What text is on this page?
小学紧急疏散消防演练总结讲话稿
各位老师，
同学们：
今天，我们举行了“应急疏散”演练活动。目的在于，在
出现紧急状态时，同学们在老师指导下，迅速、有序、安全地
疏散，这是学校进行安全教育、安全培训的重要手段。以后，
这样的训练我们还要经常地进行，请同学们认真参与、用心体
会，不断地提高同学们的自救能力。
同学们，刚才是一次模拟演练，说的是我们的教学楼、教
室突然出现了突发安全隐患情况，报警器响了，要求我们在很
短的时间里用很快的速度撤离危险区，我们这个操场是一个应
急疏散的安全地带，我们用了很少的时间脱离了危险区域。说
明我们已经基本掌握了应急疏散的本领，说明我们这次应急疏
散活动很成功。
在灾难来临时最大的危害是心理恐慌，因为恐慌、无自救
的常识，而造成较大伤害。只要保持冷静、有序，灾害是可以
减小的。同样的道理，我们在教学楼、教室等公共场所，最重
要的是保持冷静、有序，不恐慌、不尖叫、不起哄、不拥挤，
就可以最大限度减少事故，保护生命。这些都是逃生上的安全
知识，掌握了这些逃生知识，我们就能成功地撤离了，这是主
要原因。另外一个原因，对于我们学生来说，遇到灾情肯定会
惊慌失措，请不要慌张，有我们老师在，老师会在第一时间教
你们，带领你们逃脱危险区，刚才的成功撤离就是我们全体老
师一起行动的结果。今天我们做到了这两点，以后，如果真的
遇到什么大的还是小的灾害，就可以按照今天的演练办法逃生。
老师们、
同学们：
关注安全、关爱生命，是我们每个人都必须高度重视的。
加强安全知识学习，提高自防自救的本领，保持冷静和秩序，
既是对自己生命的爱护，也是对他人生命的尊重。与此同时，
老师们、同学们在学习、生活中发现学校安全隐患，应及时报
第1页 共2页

※ ※ ※

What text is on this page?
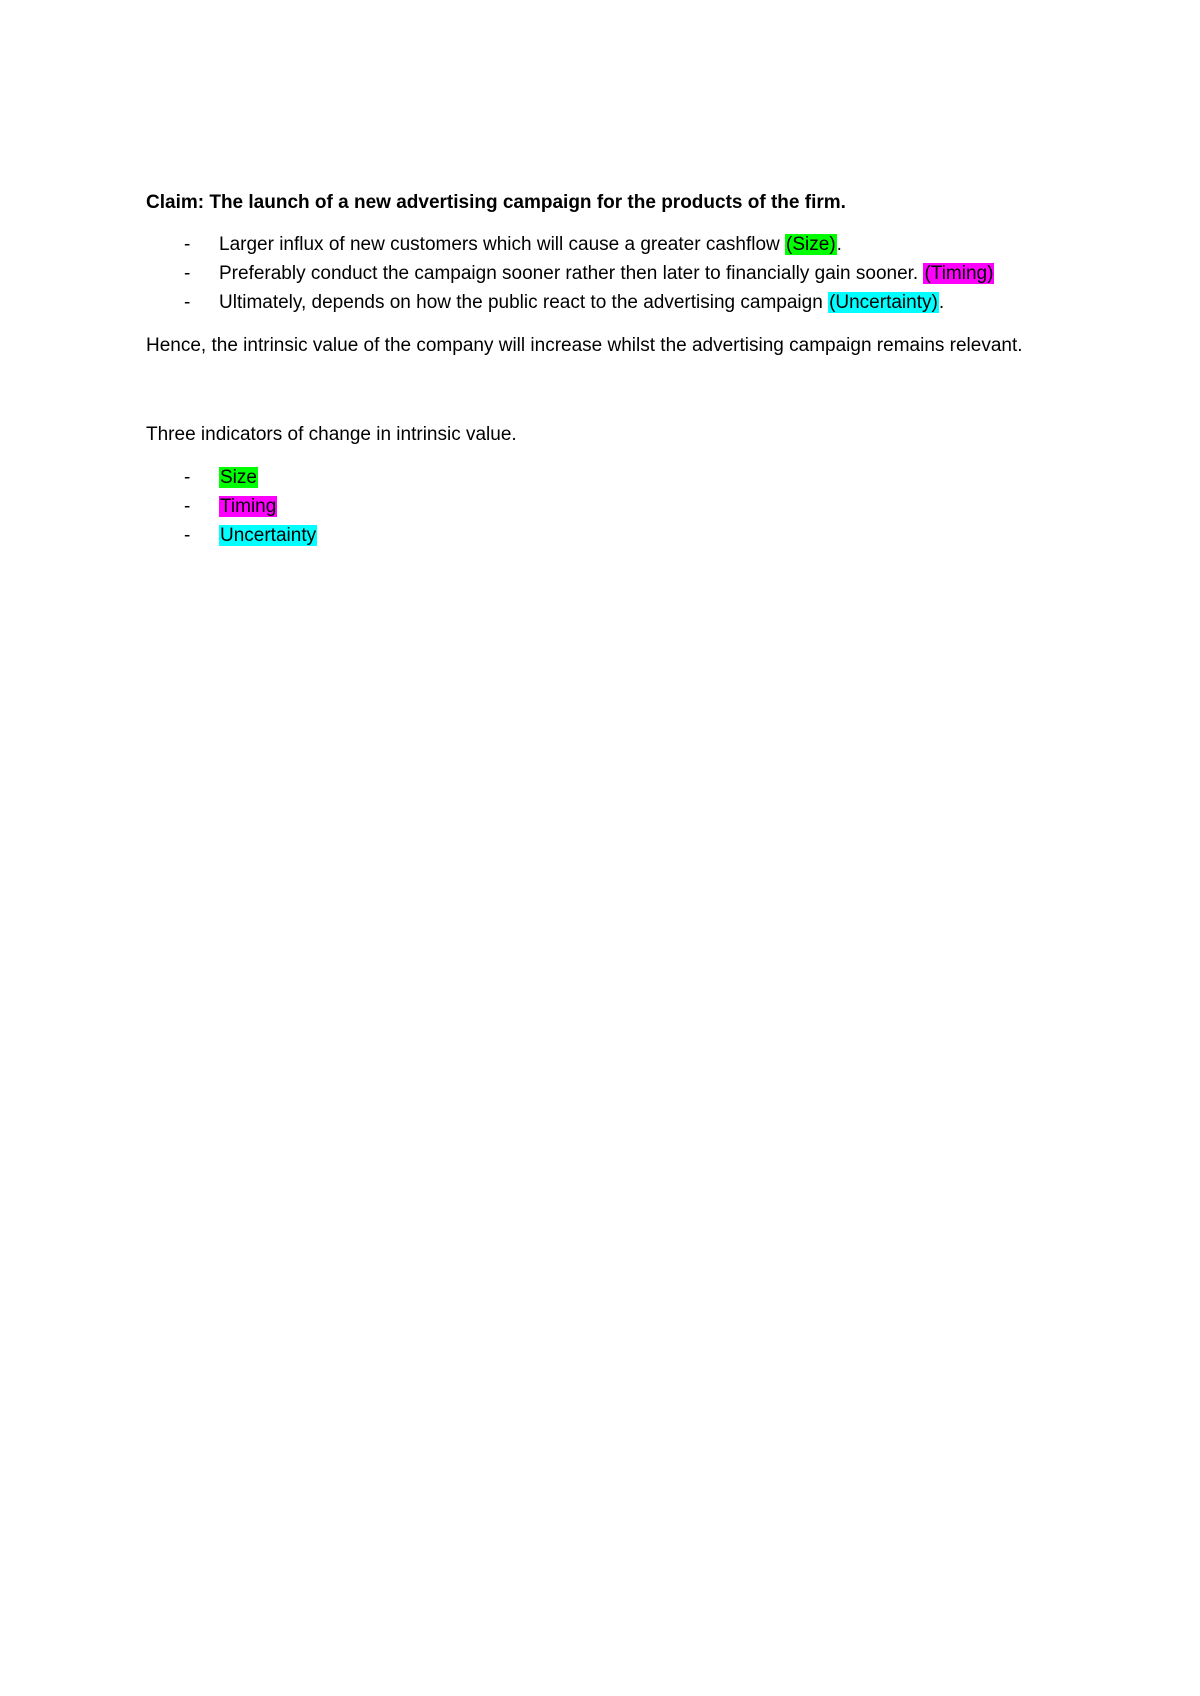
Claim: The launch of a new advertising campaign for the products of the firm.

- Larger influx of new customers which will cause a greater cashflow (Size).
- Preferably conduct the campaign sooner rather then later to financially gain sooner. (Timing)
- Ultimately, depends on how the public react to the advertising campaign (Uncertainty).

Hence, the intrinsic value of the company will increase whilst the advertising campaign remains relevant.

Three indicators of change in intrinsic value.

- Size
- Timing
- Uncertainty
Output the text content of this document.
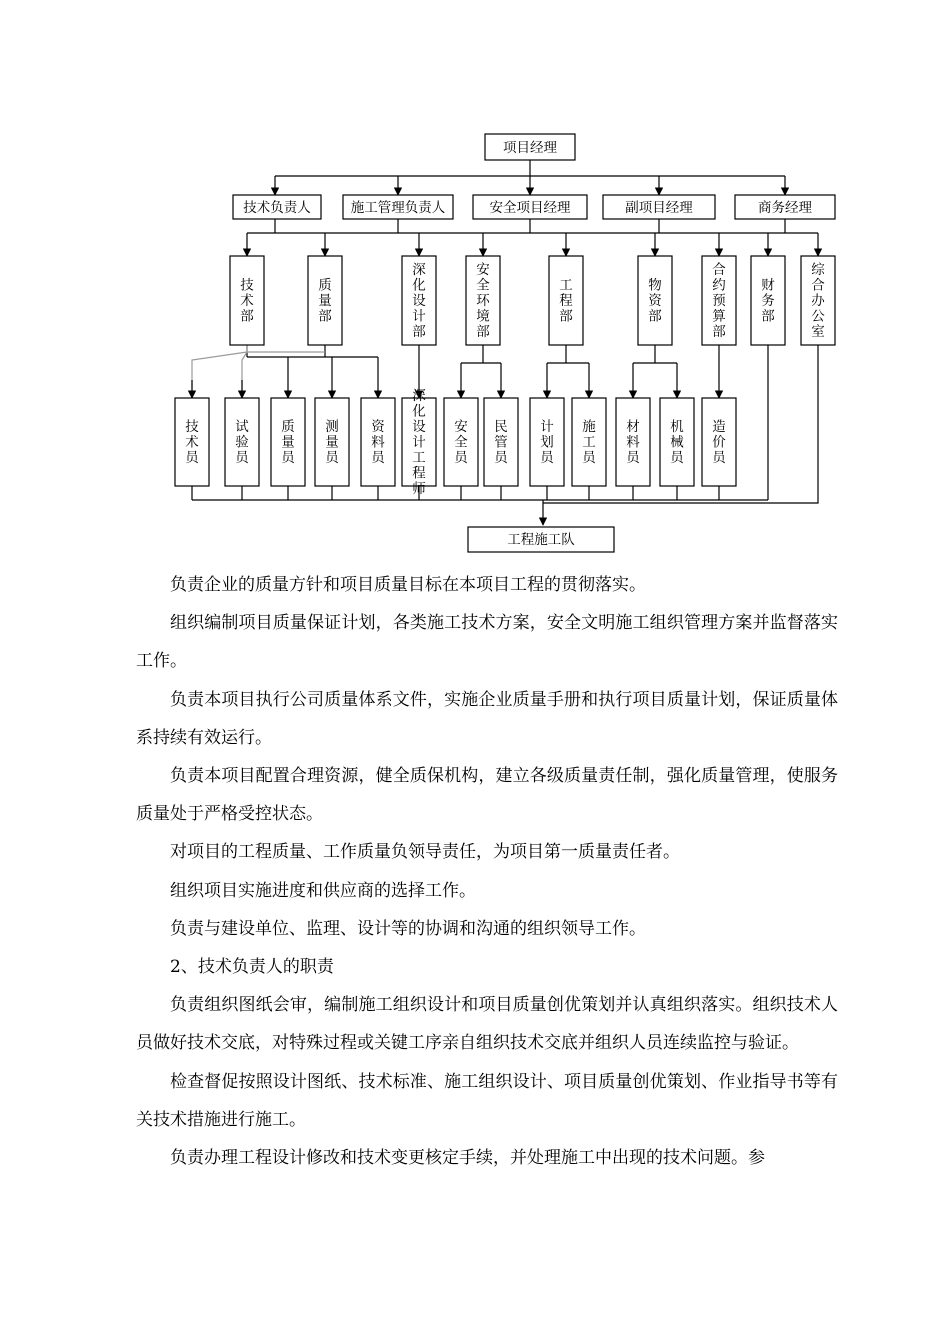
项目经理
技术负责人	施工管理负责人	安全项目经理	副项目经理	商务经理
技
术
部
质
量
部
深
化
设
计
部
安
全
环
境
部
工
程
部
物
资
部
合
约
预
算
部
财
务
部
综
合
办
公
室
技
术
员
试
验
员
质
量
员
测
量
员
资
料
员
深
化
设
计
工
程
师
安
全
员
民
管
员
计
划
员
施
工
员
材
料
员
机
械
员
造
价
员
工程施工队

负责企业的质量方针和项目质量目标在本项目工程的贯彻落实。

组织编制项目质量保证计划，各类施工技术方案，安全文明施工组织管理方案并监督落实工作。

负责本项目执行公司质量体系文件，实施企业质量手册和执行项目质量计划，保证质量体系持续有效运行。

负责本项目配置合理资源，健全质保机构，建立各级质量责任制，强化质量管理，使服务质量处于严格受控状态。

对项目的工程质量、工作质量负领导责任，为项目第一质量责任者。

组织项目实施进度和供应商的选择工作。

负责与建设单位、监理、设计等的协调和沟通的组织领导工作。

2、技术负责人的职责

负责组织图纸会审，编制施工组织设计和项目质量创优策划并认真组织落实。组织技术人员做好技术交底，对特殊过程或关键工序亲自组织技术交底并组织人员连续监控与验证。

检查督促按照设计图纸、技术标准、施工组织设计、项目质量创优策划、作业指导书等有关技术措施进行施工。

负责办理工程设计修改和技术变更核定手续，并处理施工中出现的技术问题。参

※ ※ ※

_Instructions for the task_: Check each line above for the string "advertising" and report how many lines have it, giving only the number.

_Response to this exercise_: 3